Given instruction: The entries below are to be written out again without alteration.

Items:
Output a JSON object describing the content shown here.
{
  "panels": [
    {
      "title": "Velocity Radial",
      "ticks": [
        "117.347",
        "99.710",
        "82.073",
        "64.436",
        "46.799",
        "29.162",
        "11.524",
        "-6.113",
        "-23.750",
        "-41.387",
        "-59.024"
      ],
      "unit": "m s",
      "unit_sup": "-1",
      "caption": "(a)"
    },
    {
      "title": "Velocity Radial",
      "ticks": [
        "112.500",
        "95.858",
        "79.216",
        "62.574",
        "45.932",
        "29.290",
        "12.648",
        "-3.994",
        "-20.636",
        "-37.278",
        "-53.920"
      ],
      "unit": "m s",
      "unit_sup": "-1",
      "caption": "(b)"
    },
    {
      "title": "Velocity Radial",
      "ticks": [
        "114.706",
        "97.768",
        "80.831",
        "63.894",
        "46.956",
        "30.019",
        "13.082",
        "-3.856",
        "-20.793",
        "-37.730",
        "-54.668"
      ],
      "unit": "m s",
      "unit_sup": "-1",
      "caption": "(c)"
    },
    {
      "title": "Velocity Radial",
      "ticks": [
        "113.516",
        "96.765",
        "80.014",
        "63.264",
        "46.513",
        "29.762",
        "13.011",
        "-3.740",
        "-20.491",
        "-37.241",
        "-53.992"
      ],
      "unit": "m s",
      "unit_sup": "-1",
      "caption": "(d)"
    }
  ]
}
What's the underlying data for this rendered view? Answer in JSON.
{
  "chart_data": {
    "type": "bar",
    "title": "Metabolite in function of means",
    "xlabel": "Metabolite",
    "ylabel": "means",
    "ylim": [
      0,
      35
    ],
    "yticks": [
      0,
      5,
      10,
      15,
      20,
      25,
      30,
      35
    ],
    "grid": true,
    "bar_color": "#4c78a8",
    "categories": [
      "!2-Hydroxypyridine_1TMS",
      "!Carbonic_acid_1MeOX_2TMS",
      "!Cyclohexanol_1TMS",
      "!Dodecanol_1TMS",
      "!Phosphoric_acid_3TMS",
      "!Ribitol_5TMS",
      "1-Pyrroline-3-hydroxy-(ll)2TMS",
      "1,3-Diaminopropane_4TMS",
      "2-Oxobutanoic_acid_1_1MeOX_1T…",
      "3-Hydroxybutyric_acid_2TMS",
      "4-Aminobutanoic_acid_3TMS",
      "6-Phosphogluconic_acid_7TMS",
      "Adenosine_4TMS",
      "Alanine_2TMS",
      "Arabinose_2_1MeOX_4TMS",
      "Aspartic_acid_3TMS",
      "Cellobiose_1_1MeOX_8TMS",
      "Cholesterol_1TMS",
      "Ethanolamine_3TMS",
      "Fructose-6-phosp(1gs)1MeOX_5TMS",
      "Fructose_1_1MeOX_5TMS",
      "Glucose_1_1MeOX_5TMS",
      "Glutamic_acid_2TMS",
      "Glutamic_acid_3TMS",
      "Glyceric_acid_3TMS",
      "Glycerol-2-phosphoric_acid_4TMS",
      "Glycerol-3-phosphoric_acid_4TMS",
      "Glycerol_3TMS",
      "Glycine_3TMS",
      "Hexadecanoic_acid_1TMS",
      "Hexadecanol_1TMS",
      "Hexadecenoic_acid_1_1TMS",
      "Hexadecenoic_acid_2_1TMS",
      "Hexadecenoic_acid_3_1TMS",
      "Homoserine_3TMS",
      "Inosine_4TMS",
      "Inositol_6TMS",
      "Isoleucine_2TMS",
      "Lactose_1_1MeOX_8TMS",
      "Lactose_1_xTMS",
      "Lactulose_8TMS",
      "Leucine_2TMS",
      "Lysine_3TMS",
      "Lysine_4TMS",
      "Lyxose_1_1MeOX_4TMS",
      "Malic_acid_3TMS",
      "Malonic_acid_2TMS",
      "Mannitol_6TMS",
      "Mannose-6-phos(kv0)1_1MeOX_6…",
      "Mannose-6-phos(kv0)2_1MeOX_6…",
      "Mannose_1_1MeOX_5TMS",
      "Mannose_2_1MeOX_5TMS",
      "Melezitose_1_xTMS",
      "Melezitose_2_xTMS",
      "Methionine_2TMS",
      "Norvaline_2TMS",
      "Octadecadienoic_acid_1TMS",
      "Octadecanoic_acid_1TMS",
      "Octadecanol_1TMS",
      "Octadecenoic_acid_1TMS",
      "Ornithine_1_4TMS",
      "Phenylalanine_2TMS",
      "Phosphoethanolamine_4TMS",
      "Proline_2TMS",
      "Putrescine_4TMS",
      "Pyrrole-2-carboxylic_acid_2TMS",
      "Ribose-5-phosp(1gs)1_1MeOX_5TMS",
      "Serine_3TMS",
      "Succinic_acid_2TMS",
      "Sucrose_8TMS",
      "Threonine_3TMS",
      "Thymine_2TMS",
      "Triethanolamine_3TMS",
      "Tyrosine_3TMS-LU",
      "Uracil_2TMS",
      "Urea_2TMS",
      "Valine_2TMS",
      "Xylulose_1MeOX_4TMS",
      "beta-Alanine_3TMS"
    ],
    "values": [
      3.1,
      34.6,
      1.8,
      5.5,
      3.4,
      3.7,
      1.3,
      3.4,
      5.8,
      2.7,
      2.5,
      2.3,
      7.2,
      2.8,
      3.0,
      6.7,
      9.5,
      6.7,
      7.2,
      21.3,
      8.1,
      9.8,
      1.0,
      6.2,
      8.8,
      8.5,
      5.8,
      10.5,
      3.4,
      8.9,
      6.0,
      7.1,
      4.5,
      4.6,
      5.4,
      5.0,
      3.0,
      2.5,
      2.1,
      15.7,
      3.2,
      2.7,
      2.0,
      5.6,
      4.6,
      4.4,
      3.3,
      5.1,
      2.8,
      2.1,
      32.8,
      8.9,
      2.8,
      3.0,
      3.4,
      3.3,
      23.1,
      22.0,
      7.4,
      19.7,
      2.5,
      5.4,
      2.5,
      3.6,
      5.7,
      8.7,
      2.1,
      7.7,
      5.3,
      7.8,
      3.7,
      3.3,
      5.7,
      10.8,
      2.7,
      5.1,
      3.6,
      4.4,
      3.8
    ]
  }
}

Solved exercise:
Output a JSON object describing the content shown here.
{
  "panels": [
    {
      "title": "Velocity Radial",
      "ticks": [
        "117.347",
        "99.710",
        "82.073",
        "64.436",
        "46.799",
        "29.162",
        "11.524",
        "-6.113",
        "-23.750",
        "-41.387",
        "-59.024"
      ],
      "unit": "m s",
      "unit_sup": "-1",
      "caption": "(a)"
    },
    {
      "title": "Velocity Radial",
      "ticks": [
        "112.500",
        "95.858",
        "79.216",
        "62.574",
        "45.932",
        "29.290",
        "12.648",
        "-3.994",
        "-20.636",
        "-37.278",
        "-53.920"
      ],
      "unit": "m s",
      "unit_sup": "-1",
      "caption": "(b)"
    },
    {
      "title": "Velocity Radial",
      "ticks": [
        "114.706",
        "97.768",
        "80.831",
        "63.894",
        "46.956",
        "30.019",
        "13.082",
        "-3.856",
        "-20.793",
        "-37.730",
        "-54.668"
      ],
      "unit": "m s",
      "unit_sup": "-1",
      "caption": "(c)"
    },
    {
      "title": "Velocity Radial",
      "ticks": [
        "113.516",
        "96.765",
        "80.014",
        "63.264",
        "46.513",
        "29.762",
        "13.011",
        "-3.740",
        "-20.491",
        "-37.241",
        "-53.992"
      ],
      "unit": "m s",
      "unit_sup": "-1",
      "caption": "(d)"
    }
  ]
}
What's the underlying data for this rendered view? Answer in JSON.
{
  "chart_data": {
    "type": "bar",
    "title": "Metabolite in function of means",
    "xlabel": "Metabolite",
    "ylabel": "means",
    "ylim": [
      0,
      35
    ],
    "yticks": [
      0,
      5,
      10,
      15,
      20,
      25,
      30,
      35
    ],
    "grid": true,
    "bar_color": "#4c78a8",
    "categories": [
      "!2-Hydroxypyridine_1TMS",
      "!Carbonic_acid_1MeOX_2TMS",
      "!Cyclohexanol_1TMS",
      "!Dodecanol_1TMS",
      "!Phosphoric_acid_3TMS",
      "!Ribitol_5TMS",
      "1-Pyrroline-3-hydroxy-(ll)2TMS",
      "1,3-Diaminopropane_4TMS",
      "2-Oxobutanoic_acid_1_1MeOX_1T…",
      "3-Hydroxybutyric_acid_2TMS",
      "4-Aminobutanoic_acid_3TMS",
      "6-Phosphogluconic_acid_7TMS",
      "Adenosine_4TMS",
      "Alanine_2TMS",
      "Arabinose_2_1MeOX_4TMS",
      "Aspartic_acid_3TMS",
      "Cellobiose_1_1MeOX_8TMS",
      "Cholesterol_1TMS",
      "Ethanolamine_3TMS",
      "Fructose-6-phosp(1gs)1MeOX_5TMS",
      "Fructose_1_1MeOX_5TMS",
      "Glucose_1_1MeOX_5TMS",
      "Glutamic_acid_2TMS",
      "Glutamic_acid_3TMS",
      "Glyceric_acid_3TMS",
      "Glycerol-2-phosphoric_acid_4TMS",
      "Glycerol-3-phosphoric_acid_4TMS",
      "Glycerol_3TMS",
      "Glycine_3TMS",
      "Hexadecanoic_acid_1TMS",
      "Hexadecanol_1TMS",
      "Hexadecenoic_acid_1_1TMS",
      "Hexadecenoic_acid_2_1TMS",
      "Hexadecenoic_acid_3_1TMS",
      "Homoserine_3TMS",
      "Inosine_4TMS",
      "Inositol_6TMS",
      "Isoleucine_2TMS",
      "Lactose_1_1MeOX_8TMS",
      "Lactose_1_xTMS",
      "Lactulose_8TMS",
      "Leucine_2TMS",
      "Lysine_3TMS",
      "Lysine_4TMS",
      "Lyxose_1_1MeOX_4TMS",
      "Malic_acid_3TMS",
      "Malonic_acid_2TMS",
      "Mannitol_6TMS",
      "Mannose-6-phos(kv0)1_1MeOX_6…",
      "Mannose-6-phos(kv0)2_1MeOX_6…",
      "Mannose_1_1MeOX_5TMS",
      "Mannose_2_1MeOX_5TMS",
      "Melezitose_1_xTMS",
      "Melezitose_2_xTMS",
      "Methionine_2TMS",
      "Norvaline_2TMS",
      "Octadecadienoic_acid_1TMS",
      "Octadecanoic_acid_1TMS",
      "Octadecanol_1TMS",
      "Octadecenoic_acid_1TMS",
      "Ornithine_1_4TMS",
      "Phenylalanine_2TMS",
      "Phosphoethanolamine_4TMS",
      "Proline_2TMS",
      "Putrescine_4TMS",
      "Pyrrole-2-carboxylic_acid_2TMS",
      "Ribose-5-phosp(1gs)1_1MeOX_5TMS",
      "Serine_3TMS",
      "Succinic_acid_2TMS",
      "Sucrose_8TMS",
      "Threonine_3TMS",
      "Thymine_2TMS",
      "Triethanolamine_3TMS",
      "Tyrosine_3TMS-LU",
      "Uracil_2TMS",
      "Urea_2TMS",
      "Valine_2TMS",
      "Xylulose_1MeOX_4TMS",
      "beta-Alanine_3TMS"
    ],
    "values": [
      3.1,
      34.6,
      1.8,
      5.5,
      3.4,
      3.7,
      1.3,
      3.4,
      5.8,
      2.7,
      2.5,
      2.3,
      7.2,
      2.8,
      3.0,
      6.7,
      9.5,
      6.7,
      7.2,
      21.3,
      8.1,
      9.8,
      1.0,
      6.2,
      8.8,
      8.5,
      5.8,
      10.5,
      3.4,
      8.9,
      6.0,
      7.1,
      4.5,
      4.6,
      5.4,
      5.0,
      3.0,
      2.5,
      2.1,
      15.7,
      3.2,
      2.7,
      2.0,
      5.6,
      4.6,
      4.4,
      3.3,
      5.1,
      2.8,
      2.1,
      32.8,
      8.9,
      2.8,
      3.0,
      3.4,
      3.3,
      23.1,
      22.0,
      7.4,
      19.7,
      2.5,
      5.4,
      2.5,
      3.6,
      5.7,
      8.7,
      2.1,
      7.7,
      5.3,
      7.8,
      3.7,
      3.3,
      5.7,
      10.8,
      2.7,
      5.1,
      3.6,
      4.4,
      3.8
    ]
  }
}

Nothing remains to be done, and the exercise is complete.